===== Input rows =====

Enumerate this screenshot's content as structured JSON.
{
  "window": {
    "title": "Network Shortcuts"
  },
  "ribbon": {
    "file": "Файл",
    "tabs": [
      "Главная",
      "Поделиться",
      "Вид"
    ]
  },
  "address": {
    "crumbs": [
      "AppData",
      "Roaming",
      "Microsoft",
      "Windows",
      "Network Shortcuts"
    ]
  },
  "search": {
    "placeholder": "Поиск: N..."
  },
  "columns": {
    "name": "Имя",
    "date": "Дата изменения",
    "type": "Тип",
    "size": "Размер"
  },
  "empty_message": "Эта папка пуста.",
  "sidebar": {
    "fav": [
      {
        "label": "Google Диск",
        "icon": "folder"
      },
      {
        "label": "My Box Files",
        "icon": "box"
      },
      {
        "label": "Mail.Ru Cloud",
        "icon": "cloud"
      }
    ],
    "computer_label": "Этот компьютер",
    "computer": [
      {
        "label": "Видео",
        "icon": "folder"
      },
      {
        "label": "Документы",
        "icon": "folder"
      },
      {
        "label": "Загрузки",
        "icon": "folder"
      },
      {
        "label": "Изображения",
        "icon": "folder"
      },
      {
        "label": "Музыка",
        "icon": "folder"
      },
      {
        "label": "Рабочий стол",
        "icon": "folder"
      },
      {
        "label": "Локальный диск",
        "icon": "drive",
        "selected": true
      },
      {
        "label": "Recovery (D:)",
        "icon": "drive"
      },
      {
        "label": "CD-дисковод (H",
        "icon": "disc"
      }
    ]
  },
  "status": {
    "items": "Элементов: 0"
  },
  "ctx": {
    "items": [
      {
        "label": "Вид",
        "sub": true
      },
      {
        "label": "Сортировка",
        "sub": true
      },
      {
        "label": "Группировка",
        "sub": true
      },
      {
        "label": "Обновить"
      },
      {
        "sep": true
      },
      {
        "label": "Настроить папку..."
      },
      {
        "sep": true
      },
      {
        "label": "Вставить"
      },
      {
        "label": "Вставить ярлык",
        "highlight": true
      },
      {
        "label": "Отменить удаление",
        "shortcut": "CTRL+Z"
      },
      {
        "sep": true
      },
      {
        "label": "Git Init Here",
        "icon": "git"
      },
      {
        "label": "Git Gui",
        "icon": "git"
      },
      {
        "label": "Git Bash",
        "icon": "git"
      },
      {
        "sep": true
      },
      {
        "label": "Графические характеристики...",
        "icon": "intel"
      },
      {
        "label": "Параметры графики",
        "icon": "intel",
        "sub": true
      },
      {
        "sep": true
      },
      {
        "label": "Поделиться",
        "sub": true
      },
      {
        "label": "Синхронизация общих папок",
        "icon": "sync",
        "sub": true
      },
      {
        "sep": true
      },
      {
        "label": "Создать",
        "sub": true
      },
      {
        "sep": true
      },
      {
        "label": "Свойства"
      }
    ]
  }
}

=====

### Challenge
Produce a verbatim transcription of the entries above.

### Answer in full
Enumerate this screenshot's content as structured JSON.
{
  "window": {
    "title": "Network Shortcuts"
  },
  "ribbon": {
    "file": "Файл",
    "tabs": [
      "Главная",
      "Поделиться",
      "Вид"
    ]
  },
  "address": {
    "crumbs": [
      "AppData",
      "Roaming",
      "Microsoft",
      "Windows",
      "Network Shortcuts"
    ]
  },
  "search": {
    "placeholder": "Поиск: N..."
  },
  "columns": {
    "name": "Имя",
    "date": "Дата изменения",
    "type": "Тип",
    "size": "Размер"
  },
  "empty_message": "Эта папка пуста.",
  "sidebar": {
    "fav": [
      {
        "label": "Google Диск",
        "icon": "folder"
      },
      {
        "label": "My Box Files",
        "icon": "box"
      },
      {
        "label": "Mail.Ru Cloud",
        "icon": "cloud"
      }
    ],
    "computer_label": "Этот компьютер",
    "computer": [
      {
        "label": "Видео",
        "icon": "folder"
      },
      {
        "label": "Документы",
        "icon": "folder"
      },
      {
        "label": "Загрузки",
        "icon": "folder"
      },
      {
        "label": "Изображения",
        "icon": "folder"
      },
      {
        "label": "Музыка",
        "icon": "folder"
      },
      {
        "label": "Рабочий стол",
        "icon": "folder"
      },
      {
        "label": "Локальный диск",
        "icon": "drive",
        "selected": true
      },
      {
        "label": "Recovery (D:)",
        "icon": "drive"
      },
      {
        "label": "CD-дисковод (H",
        "icon": "disc"
      }
    ]
  },
  "status": {
    "items": "Элементов: 0"
  },
  "ctx": {
    "items": [
      {
        "label": "Вид",
        "sub": true
      },
      {
        "label": "Сортировка",
        "sub": true
      },
      {
        "label": "Группировка",
        "sub": true
      },
      {
        "label": "Обновить"
      },
      {
        "sep": true
      },
      {
        "label": "Настроить папку..."
      },
      {
        "sep": true
      },
      {
        "label": "Вставить"
      },
      {
        "label": "Вставить ярлык",
        "highlight": true
      },
      {
        "label": "Отменить удаление",
        "shortcut": "CTRL+Z"
      },
      {
        "sep": true
      },
      {
        "label": "Git Init Here",
        "icon": "git"
      },
      {
        "label": "Git Gui",
        "icon": "git"
      },
      {
        "label": "Git Bash",
        "icon": "git"
      },
      {
        "sep": true
      },
      {
        "label": "Графические характеристики...",
        "icon": "intel"
      },
      {
        "label": "Параметры графики",
        "icon": "intel",
        "sub": true
      },
      {
        "sep": true
      },
      {
        "label": "Поделиться",
        "sub": true
      },
      {
        "label": "Синхронизация общих папок",
        "icon": "sync",
        "sub": true
      },
      {
        "sep": true
      },
      {
        "label": "Создать",
        "sub": true
      },
      {
        "sep": true
      },
      {
        "label": "Свойства"
      }
    ]
  }
}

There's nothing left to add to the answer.